━━━━━ Entries ━━━━━
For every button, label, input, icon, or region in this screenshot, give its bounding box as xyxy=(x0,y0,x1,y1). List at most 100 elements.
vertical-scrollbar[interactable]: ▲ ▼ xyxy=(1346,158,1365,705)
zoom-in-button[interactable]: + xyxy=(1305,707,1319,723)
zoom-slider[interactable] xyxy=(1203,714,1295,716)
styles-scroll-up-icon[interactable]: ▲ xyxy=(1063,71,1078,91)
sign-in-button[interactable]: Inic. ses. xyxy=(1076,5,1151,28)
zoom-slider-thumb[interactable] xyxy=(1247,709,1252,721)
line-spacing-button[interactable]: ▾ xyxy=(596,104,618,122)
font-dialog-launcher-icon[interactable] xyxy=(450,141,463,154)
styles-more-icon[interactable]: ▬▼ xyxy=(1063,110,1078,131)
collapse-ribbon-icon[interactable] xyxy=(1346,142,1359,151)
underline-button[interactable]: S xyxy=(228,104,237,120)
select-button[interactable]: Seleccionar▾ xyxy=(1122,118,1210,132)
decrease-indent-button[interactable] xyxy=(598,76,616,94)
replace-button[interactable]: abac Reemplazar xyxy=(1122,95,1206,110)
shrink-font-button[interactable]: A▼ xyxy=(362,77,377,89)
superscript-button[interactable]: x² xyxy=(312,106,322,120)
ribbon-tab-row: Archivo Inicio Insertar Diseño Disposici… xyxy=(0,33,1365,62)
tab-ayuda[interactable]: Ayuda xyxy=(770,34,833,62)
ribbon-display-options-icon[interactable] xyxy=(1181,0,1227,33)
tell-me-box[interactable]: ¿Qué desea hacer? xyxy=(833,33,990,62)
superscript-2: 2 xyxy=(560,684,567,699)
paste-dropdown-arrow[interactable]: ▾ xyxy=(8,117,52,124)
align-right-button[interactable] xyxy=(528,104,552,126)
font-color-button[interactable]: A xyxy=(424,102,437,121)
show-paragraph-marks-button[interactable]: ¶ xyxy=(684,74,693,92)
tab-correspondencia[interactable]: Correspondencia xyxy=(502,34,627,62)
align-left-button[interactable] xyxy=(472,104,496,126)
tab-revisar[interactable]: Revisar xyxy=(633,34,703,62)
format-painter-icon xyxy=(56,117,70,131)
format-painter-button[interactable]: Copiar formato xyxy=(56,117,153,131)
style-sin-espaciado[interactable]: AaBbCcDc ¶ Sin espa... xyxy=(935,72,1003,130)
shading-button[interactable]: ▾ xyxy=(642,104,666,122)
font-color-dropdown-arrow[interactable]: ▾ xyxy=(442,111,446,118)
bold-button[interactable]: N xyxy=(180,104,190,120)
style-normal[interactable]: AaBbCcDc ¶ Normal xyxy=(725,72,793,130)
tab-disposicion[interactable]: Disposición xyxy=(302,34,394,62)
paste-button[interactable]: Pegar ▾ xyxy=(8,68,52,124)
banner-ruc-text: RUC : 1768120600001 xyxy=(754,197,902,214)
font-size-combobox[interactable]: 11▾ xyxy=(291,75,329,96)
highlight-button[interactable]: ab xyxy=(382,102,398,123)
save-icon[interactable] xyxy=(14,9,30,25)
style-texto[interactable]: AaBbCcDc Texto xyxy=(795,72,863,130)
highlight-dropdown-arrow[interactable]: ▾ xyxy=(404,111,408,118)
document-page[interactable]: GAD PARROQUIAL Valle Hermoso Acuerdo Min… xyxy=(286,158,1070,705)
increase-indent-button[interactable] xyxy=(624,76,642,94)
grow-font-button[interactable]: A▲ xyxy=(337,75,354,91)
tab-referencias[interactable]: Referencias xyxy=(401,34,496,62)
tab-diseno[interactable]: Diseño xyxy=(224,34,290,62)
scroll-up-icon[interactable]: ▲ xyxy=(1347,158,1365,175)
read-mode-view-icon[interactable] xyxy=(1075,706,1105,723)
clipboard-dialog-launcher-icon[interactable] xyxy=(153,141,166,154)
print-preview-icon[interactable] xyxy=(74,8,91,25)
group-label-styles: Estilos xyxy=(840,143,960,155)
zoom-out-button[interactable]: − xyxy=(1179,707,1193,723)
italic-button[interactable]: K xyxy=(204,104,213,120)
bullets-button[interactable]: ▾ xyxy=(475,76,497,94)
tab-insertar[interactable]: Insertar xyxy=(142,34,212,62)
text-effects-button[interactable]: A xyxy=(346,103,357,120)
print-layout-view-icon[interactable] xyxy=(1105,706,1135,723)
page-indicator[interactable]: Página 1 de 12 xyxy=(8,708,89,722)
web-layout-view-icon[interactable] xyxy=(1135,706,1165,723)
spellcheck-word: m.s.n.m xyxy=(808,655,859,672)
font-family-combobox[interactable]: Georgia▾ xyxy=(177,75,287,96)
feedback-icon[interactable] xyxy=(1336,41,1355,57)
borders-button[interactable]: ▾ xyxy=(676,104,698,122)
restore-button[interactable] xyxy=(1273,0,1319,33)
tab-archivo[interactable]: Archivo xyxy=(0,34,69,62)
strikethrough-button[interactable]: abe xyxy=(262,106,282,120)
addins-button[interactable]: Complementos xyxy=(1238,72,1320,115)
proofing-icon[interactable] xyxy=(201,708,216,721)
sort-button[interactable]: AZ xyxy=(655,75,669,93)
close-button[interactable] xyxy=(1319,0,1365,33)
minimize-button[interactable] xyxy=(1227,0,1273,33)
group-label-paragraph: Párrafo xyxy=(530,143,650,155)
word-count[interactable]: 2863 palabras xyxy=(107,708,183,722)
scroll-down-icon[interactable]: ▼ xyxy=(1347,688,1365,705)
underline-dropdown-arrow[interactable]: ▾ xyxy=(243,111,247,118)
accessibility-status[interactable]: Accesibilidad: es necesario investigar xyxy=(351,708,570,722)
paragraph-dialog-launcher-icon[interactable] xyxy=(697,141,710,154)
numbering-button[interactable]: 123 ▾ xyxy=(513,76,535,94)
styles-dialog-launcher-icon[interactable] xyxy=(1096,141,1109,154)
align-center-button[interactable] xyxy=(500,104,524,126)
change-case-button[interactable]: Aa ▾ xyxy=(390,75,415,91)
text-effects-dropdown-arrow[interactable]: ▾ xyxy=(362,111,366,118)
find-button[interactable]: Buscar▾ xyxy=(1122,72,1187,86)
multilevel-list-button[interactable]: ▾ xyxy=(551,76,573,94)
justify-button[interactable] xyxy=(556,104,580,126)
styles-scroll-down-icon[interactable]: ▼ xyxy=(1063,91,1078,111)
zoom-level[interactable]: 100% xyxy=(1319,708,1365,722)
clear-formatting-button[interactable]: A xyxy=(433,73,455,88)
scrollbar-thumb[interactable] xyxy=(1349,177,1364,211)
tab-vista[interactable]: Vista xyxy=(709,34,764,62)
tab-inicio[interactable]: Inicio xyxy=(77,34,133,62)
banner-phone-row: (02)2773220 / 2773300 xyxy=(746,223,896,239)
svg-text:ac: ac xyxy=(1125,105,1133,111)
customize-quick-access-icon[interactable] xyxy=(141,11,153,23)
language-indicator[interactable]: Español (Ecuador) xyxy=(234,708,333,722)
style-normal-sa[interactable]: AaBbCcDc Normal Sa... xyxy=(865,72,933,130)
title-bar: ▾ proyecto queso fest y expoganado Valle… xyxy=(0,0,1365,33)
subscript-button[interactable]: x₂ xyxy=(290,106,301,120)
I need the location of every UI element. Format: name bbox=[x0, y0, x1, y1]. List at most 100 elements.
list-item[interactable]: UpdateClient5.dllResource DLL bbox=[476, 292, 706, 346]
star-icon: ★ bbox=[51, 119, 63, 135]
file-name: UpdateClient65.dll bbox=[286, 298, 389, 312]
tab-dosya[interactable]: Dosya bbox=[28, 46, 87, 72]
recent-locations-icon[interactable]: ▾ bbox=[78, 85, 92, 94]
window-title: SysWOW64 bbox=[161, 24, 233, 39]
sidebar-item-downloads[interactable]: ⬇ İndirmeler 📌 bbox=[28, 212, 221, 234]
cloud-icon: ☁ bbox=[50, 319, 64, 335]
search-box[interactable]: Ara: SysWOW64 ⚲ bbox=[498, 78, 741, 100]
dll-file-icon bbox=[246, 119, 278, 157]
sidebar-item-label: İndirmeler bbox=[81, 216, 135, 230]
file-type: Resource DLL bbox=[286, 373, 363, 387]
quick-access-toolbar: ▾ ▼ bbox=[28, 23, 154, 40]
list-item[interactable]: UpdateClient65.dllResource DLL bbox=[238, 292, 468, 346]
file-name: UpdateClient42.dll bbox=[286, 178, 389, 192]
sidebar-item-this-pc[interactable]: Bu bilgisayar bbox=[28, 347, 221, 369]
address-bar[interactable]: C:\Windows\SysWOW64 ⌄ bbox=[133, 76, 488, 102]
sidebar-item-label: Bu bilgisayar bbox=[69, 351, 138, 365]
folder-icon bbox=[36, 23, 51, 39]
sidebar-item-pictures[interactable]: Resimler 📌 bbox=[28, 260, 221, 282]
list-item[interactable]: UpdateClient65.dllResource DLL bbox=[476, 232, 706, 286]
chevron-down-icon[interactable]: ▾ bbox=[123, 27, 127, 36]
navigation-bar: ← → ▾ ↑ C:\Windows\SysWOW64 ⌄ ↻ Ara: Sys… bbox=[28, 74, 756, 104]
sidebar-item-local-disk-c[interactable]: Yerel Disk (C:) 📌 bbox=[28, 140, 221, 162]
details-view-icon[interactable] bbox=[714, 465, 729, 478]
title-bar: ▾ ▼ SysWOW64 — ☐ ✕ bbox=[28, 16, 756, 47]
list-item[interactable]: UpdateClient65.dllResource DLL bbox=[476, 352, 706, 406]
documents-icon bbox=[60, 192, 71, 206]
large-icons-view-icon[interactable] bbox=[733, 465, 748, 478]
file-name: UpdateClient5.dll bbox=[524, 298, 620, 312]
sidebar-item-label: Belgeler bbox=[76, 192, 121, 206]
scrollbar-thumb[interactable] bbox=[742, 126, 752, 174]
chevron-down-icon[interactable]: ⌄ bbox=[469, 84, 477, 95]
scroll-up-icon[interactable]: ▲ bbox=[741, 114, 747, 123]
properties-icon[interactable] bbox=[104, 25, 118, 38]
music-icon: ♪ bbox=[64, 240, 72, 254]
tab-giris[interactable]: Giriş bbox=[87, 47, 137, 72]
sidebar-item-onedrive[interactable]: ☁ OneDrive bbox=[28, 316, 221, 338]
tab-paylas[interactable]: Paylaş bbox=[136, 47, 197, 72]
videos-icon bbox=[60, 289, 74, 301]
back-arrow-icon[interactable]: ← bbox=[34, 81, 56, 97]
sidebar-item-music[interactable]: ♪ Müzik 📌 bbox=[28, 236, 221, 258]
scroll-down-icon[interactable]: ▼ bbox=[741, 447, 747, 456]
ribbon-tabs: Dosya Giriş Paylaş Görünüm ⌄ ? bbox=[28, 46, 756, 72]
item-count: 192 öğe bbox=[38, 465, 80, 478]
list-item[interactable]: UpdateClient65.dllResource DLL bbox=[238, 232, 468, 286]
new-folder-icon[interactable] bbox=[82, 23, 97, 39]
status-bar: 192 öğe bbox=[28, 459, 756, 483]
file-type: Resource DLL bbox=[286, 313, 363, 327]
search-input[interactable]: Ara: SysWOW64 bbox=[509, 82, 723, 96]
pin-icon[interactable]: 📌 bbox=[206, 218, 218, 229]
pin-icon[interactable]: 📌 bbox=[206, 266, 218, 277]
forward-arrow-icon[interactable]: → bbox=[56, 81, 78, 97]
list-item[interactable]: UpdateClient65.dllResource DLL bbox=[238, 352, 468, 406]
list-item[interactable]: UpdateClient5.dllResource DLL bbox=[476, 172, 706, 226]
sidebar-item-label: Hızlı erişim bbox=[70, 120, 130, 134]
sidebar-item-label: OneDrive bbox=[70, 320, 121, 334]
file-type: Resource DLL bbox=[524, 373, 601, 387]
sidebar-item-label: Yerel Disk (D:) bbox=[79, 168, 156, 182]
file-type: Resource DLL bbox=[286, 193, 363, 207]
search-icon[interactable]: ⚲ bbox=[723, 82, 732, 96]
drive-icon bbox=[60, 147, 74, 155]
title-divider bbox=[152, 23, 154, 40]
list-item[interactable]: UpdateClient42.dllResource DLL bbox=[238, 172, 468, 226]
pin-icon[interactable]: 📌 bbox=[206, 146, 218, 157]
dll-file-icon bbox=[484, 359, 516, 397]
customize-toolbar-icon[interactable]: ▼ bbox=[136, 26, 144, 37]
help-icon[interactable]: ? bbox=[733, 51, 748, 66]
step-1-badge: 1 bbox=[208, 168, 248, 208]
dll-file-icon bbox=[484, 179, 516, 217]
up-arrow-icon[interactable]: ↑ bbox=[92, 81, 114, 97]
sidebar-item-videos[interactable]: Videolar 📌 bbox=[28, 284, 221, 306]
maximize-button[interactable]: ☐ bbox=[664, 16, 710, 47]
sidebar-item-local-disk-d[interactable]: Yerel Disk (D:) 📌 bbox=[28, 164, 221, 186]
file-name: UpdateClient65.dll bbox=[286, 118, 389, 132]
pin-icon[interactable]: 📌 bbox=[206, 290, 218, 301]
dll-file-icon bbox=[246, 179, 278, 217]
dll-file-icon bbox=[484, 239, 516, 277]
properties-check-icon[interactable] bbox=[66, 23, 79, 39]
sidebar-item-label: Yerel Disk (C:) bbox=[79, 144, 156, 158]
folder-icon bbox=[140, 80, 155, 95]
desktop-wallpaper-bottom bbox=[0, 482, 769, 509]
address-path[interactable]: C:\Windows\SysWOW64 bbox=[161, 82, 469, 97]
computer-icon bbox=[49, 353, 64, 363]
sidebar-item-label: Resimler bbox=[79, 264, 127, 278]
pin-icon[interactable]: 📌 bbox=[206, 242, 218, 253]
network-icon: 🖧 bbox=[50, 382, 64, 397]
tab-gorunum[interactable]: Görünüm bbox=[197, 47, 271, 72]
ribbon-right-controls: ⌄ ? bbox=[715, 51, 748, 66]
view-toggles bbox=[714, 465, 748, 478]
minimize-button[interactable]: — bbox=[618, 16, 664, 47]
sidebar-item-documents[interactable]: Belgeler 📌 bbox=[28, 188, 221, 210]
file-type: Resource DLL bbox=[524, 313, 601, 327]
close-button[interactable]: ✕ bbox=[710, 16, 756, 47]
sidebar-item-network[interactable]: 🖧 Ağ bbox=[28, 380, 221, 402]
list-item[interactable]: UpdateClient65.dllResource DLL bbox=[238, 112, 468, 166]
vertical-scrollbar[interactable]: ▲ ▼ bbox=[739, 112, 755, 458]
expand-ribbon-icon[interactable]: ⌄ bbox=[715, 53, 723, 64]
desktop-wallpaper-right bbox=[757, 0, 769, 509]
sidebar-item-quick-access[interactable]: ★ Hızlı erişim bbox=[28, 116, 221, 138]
━━━━━
- **Short problem**:
Write out the rows word for word, starting with the first one and continuing through the line that contains "bold-button[interactable]: N xyxy=(180,104,190,120)".

- **Result of this exercise**:
For every button, label, input, icon, or region in this screenshot, give its bounding box as xyxy=(x0,y0,x1,y1). List at most 100 elements.
vertical-scrollbar[interactable]: ▲ ▼ xyxy=(1346,158,1365,705)
zoom-in-button[interactable]: + xyxy=(1305,707,1319,723)
zoom-slider[interactable] xyxy=(1203,714,1295,716)
styles-scroll-up-icon[interactable]: ▲ xyxy=(1063,71,1078,91)
sign-in-button[interactable]: Inic. ses. xyxy=(1076,5,1151,28)
zoom-slider-thumb[interactable] xyxy=(1247,709,1252,721)
line-spacing-button[interactable]: ▾ xyxy=(596,104,618,122)
font-dialog-launcher-icon[interactable] xyxy=(450,141,463,154)
styles-more-icon[interactable]: ▬▼ xyxy=(1063,110,1078,131)
collapse-ribbon-icon[interactable] xyxy=(1346,142,1359,151)
underline-button[interactable]: S xyxy=(228,104,237,120)
select-button[interactable]: Seleccionar▾ xyxy=(1122,118,1210,132)
decrease-indent-button[interactable] xyxy=(598,76,616,94)
replace-button[interactable]: abac Reemplazar xyxy=(1122,95,1206,110)
shrink-font-button[interactable]: A▼ xyxy=(362,77,377,89)
superscript-button[interactable]: x² xyxy=(312,106,322,120)
ribbon-tab-row: Archivo Inicio Insertar Diseño Disposici… xyxy=(0,33,1365,62)
tab-ayuda[interactable]: Ayuda xyxy=(770,34,833,62)
ribbon-display-options-icon[interactable] xyxy=(1181,0,1227,33)
tell-me-box[interactable]: ¿Qué desea hacer? xyxy=(833,33,990,62)
superscript-2: 2 xyxy=(560,684,567,699)
paste-dropdown-arrow[interactable]: ▾ xyxy=(8,117,52,124)
align-right-button[interactable] xyxy=(528,104,552,126)
font-color-button[interactable]: A xyxy=(424,102,437,121)
show-paragraph-marks-button[interactable]: ¶ xyxy=(684,74,693,92)
tab-correspondencia[interactable]: Correspondencia xyxy=(502,34,627,62)
align-left-button[interactable] xyxy=(472,104,496,126)
tab-revisar[interactable]: Revisar xyxy=(633,34,703,62)
format-painter-icon xyxy=(56,117,70,131)
format-painter-button[interactable]: Copiar formato xyxy=(56,117,153,131)
style-sin-espaciado[interactable]: AaBbCcDc ¶ Sin espa... xyxy=(935,72,1003,130)
shading-button[interactable]: ▾ xyxy=(642,104,666,122)
font-color-dropdown-arrow[interactable]: ▾ xyxy=(442,111,446,118)
bold-button[interactable]: N xyxy=(180,104,190,120)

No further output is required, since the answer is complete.